> **KURZE ÜBUNG A**
Ersetzen Sie in den Einträgen „legend-entry“ durch „legend-item“ und geben Sie die Zeilen sonst unverändert wieder. Beginnen Sie bei der Zeile mit „y-tick-label: 0.6 (57, 151, 76, 167)“ und hören Sie nach dem Ende der Einträge auf.

> **TEXTAUSZUG**
****************************************
Die Via Baltica ist Teil eines Pilgerwegenetzes, das bis ins spanische Santiago de Compostela reicht. Von Swinemünde an der deutsch-polnischen Grenze führt die jahrhundertealte Route über Rostock, Lübeck und Bremen bis ins westfälische Münster. Wer hier pilgert, läuft nicht auf ausgetretenen Wegen.

Von Katja Bülow |
    Einsame Wälder auf der Via Baltica.
    Einsame Wälder auf der Via Baltica (Deutschlandradio/K. Bülow)
    Gisela Schwichtenberg kennt sich aus mit dem Pilgern. Die alte Dame ist zwar selber gar nicht mehr so gut zu Fuß, aber als Herbergsmutter im vorpommerschen Dörfchen Zirchow sieht sie sofort, wenn ein Wanderer etwas falsch macht.
    "Meistens sind es Frauen, die alles mitschleppen. Kosmetiktasche und wat se alles mittragen. Und dann sage ich: 'Wissen Sie was, morgen gehen Sie mal hier zur Poststelle, dann holen sie sich ein kleines Päckchen, da packen Sie ihr überschüssigen Kram rein und schicken den nach Hause'. 'Das mache ich', sagen sie dann. (Lacht) Solche Sachen sach ick ihnen dann. (Lacht.)"
****************************************
> **AUSZUG DER EINTRÄGE**

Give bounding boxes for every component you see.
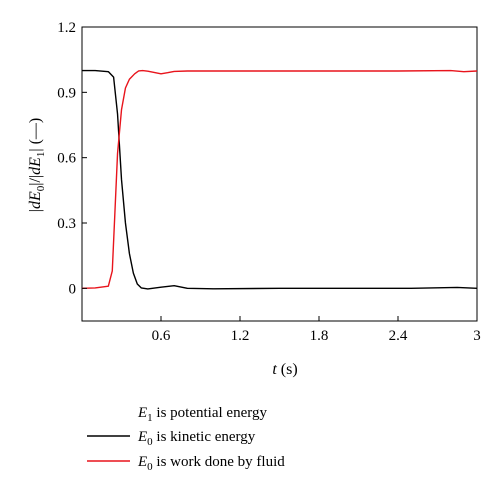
y-tick-label: 0.6 (57, 151, 76, 167)
y-axis-label: |dE0|/|dE1| (—) (27, 118, 47, 212)
x-axis-label: t (s) (272, 361, 297, 378)
y-tick-label: 1.2 (57, 20, 76, 36)
x-tick-label: 3 (473, 328, 481, 344)
y-tick-label: 0 (69, 281, 77, 297)
plot-area (81, 26, 478, 322)
legend-entry: E0 is work done by fluid (137, 454, 285, 473)
plot-frame-border (81, 26, 478, 322)
series-layer (81, 69, 478, 290)
y-tick-label: 0.9 (57, 85, 76, 101)
legend-entry: E0 is kinetic energy (137, 429, 256, 448)
legend: E1 is potential energy E0 is kinetic ener… (87, 405, 285, 473)
x-tick-label: 1.2 (231, 328, 250, 344)
series-line-1 (81, 69, 478, 290)
x-tick-label: 0.6 (152, 328, 171, 344)
y-tick-label: 0.3 (57, 216, 76, 232)
axes-layer: 0.6 1.2 1.8 2.4 3 0 0.3 0.6 0.9 1.2 (57, 20, 481, 344)
x-tick-label: 1.8 (310, 328, 329, 344)
x-tick-label: 2.4 (389, 328, 408, 344)
legend-entry: E1 is potential energy (137, 405, 267, 424)
series-line-0 (82, 69, 478, 290)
****************************************
> **KURZE ÜBUNG B**
In welchem Ort ist Gisela Schwichtenberg laut dem Text über die Via Baltica Herbergsmutter?

> **SCHRIFTLICHE ANTWORT A**
y-tick-label: 0.6 (57, 151, 76, 167)
y-axis-label: |dE0|/|dE1| (—) (27, 118, 47, 212)
x-axis-label: t (s) (272, 361, 297, 378)
y-tick-label: 1.2 (57, 20, 76, 36)
x-tick-label: 3 (473, 328, 481, 344)
y-tick-label: 0 (69, 281, 77, 297)
plot-area (81, 26, 478, 322)
legend-item: E0 is work done by fluid (137, 454, 285, 473)
plot-frame-border (81, 26, 478, 322)
series-layer (81, 69, 478, 290)
y-tick-label: 0.9 (57, 85, 76, 101)
legend-item: E0 is kinetic energy (137, 429, 256, 448)
legend: E1 is potential energy E0 is kinetic ener… (87, 405, 285, 473)
x-tick-label: 1.2 (231, 328, 250, 344)
series-line-1 (81, 69, 478, 290)
x-tick-label: 0.6 (152, 328, 171, 344)
y-tick-label: 0.3 (57, 216, 76, 232)
axes-layer: 0.6 1.2 1.8 2.4 3 0 0.3 0.6 0.9 1.2 (57, 20, 481, 344)
x-tick-label: 1.8 (310, 328, 329, 344)
x-tick-label: 2.4 (389, 328, 408, 344)
legend-item: E1 is potential energy (137, 405, 267, 424)
series-line-0 (82, 69, 478, 290)

> **SCHRIFTLICHE ANTWORT B**
Im vorpommerschen Dörfchen Zirchow.